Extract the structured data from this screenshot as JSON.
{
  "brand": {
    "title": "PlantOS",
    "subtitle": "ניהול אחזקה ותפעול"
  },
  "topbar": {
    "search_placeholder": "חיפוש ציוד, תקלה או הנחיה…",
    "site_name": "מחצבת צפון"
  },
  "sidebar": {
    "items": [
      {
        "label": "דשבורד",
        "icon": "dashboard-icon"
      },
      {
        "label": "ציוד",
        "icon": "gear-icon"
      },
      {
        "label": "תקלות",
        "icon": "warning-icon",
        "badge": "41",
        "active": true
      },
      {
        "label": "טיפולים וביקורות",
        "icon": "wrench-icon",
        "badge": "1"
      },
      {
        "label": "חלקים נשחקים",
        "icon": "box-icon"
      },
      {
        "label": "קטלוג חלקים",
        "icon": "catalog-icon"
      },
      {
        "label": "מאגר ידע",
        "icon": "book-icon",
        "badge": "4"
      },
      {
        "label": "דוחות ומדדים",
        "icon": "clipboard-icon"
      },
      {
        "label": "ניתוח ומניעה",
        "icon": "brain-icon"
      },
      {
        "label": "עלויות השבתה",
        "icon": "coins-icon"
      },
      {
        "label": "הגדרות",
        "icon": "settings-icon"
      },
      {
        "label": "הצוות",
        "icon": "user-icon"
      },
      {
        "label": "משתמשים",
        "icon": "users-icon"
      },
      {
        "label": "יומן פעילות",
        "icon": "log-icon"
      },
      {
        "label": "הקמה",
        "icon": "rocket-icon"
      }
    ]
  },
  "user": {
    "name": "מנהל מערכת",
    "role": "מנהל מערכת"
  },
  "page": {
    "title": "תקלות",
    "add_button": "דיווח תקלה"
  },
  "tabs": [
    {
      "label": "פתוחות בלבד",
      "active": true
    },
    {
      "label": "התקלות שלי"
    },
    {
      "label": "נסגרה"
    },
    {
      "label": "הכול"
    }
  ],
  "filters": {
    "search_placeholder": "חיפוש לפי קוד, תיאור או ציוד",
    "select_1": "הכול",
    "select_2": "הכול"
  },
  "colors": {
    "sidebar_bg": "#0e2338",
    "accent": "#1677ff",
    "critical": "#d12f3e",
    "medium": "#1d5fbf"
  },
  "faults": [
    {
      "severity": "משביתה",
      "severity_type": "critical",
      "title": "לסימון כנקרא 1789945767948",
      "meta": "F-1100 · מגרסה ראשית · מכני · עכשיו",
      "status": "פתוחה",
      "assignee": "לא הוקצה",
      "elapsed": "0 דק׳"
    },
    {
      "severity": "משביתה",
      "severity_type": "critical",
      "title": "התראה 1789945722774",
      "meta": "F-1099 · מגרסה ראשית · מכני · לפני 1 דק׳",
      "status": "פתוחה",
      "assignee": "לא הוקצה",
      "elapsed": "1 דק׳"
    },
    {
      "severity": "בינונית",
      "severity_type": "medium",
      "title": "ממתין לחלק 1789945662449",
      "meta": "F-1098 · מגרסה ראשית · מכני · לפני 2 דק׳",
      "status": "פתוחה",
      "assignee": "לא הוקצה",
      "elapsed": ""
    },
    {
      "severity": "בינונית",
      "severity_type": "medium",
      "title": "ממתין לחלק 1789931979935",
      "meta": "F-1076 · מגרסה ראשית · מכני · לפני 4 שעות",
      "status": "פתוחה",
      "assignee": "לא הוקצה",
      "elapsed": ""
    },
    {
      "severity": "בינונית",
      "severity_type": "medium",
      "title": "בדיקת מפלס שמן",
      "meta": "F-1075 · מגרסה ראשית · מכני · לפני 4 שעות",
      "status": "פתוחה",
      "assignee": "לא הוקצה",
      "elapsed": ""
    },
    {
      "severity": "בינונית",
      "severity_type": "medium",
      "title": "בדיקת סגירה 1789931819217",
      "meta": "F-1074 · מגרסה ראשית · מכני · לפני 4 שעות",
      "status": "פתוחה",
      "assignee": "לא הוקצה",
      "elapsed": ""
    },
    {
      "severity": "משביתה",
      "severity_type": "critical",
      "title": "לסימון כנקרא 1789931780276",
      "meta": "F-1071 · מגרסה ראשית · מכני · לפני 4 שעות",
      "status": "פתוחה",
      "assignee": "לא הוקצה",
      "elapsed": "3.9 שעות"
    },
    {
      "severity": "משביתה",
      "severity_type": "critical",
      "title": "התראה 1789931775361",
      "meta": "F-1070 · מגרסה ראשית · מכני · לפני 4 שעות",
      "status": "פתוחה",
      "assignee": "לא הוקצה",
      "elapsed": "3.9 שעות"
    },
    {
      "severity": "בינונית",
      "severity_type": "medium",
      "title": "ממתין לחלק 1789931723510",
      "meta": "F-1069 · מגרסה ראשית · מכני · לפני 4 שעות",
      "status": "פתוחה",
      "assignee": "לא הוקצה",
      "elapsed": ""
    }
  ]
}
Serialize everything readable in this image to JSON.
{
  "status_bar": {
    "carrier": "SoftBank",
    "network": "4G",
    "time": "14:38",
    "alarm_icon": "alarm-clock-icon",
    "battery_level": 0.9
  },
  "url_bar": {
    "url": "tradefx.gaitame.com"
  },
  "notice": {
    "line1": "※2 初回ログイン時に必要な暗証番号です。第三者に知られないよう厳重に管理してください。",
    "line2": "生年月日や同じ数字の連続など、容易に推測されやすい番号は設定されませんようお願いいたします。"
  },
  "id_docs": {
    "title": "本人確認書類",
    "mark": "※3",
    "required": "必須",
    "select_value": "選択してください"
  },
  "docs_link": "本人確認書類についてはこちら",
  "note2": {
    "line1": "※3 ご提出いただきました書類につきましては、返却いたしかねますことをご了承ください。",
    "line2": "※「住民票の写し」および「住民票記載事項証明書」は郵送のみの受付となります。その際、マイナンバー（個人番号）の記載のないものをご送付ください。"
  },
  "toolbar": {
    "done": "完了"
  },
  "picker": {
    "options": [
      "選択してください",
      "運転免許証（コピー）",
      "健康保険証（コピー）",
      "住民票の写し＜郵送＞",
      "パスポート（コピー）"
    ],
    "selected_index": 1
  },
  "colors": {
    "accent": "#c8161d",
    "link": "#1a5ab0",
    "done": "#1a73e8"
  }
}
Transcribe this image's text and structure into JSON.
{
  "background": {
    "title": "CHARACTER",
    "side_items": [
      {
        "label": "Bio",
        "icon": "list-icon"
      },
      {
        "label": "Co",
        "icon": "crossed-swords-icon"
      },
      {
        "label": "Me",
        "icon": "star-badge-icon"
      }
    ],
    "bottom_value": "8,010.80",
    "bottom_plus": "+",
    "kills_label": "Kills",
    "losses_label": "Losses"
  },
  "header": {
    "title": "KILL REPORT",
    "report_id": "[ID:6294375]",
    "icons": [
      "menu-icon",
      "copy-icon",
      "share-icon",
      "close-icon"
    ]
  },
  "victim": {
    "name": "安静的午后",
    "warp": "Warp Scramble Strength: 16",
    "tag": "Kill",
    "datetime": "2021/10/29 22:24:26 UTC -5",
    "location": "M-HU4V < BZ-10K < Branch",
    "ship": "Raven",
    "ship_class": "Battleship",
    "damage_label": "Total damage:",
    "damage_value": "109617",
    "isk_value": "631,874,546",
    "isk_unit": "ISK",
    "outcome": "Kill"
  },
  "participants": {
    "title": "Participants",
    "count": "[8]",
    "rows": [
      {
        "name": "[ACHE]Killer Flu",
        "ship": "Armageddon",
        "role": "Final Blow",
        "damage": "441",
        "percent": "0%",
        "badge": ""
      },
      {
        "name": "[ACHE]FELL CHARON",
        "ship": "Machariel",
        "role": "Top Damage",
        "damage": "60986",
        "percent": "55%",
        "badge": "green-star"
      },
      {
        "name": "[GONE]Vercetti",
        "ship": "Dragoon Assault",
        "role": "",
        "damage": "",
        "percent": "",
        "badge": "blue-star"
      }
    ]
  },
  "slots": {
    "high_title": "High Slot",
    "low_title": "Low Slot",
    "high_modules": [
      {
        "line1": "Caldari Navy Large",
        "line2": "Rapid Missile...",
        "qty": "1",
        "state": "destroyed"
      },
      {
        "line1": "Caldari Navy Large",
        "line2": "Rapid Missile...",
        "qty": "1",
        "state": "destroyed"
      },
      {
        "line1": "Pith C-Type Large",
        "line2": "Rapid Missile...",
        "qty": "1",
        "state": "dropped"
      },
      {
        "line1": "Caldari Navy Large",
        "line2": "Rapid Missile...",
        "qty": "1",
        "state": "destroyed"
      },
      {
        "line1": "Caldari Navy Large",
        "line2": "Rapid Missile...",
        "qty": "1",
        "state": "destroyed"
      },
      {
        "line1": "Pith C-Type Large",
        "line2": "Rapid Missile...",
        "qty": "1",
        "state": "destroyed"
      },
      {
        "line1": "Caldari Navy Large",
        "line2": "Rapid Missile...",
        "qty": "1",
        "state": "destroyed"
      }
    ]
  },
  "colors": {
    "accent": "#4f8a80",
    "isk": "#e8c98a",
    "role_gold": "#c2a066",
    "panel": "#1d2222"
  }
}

EXERCISE INSTRUCTIONS: Using the listing above, pull out all lines that hold the word "שעות".

FINAL ANSWER:
      "meta": "F-1076 · מגרסה ראשית · מכני · לפני 4 שעות",
      "meta": "F-1075 · מגרסה ראשית · מכני · לפני 4 שעות",
      "meta": "F-1074 · מגרסה ראשית · מכני · לפני 4 שעות",
      "meta": "F-1071 · מגרסה ראשית · מכני · לפני 4 שעות",
      "elapsed": "3.9 שעות"
      "meta": "F-1070 · מגרסה ראשית · מכני · לפני 4 שעות",
      "elapsed": "3.9 שעות"
      "meta": "F-1069 · מגרסה ראשית · מכני · לפני 4 שעות",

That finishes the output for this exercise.